● **Problem**
What lines of the data include the string "this"? Copy them all.

● **Data rows**
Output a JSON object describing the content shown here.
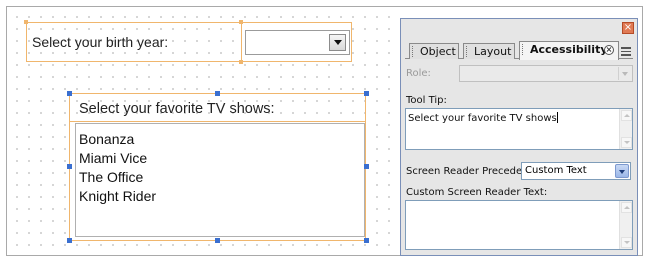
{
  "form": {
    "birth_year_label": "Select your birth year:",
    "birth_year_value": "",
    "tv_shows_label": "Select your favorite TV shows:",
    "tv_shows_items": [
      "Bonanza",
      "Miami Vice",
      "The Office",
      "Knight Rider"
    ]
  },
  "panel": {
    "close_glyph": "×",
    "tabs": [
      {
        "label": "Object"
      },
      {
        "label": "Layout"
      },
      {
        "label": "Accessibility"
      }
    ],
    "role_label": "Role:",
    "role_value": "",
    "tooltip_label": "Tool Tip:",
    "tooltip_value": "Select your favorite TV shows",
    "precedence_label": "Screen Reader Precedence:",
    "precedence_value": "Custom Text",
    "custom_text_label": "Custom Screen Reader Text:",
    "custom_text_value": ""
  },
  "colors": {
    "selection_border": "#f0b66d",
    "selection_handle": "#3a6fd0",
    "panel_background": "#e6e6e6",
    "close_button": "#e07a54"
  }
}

--

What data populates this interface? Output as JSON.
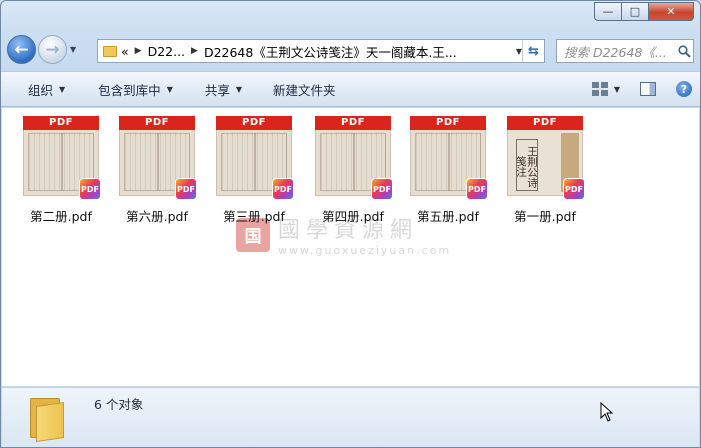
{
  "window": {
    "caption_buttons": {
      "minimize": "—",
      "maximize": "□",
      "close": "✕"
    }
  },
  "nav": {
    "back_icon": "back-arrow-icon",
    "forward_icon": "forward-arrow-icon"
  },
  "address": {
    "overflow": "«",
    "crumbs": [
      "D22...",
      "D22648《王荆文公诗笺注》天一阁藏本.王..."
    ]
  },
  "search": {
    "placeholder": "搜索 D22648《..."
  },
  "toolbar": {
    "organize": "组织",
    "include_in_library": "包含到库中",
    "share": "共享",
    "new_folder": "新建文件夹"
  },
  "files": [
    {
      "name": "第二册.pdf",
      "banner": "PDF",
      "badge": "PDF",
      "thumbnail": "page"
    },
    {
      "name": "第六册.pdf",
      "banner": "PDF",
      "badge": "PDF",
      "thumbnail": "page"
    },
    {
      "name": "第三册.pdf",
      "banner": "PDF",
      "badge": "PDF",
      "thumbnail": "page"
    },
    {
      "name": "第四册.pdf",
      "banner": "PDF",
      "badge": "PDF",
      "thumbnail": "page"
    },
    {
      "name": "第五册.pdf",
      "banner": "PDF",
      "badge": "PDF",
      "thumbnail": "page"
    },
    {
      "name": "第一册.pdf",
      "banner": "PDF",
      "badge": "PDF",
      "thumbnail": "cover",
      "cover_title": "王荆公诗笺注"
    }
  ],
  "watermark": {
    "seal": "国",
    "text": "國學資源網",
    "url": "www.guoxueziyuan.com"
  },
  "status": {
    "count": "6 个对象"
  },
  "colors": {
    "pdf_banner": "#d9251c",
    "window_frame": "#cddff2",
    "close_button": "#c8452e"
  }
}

...

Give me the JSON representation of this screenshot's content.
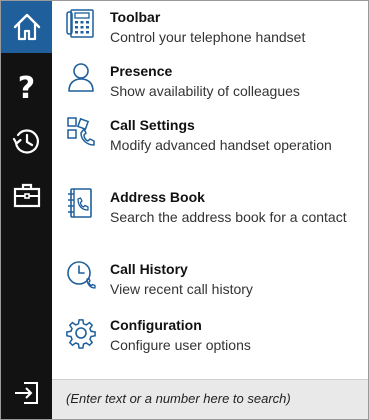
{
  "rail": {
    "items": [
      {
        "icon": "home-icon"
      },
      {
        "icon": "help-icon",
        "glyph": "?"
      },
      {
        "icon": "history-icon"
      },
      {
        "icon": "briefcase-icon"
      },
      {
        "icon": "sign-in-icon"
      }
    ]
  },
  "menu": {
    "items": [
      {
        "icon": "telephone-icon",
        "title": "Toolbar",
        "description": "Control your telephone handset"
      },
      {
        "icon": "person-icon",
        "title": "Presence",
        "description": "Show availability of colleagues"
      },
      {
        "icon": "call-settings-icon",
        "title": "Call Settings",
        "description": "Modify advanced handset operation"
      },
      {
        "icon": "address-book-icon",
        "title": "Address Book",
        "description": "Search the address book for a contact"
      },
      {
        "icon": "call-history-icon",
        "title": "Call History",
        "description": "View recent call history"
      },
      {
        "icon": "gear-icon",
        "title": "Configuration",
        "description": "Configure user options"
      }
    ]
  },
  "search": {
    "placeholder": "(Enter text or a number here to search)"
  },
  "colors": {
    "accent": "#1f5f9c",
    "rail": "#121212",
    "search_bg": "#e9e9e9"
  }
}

● **Complete output**
What data populates this interface? Output as JSON.
Give me the JSON representation of this screenshot's content.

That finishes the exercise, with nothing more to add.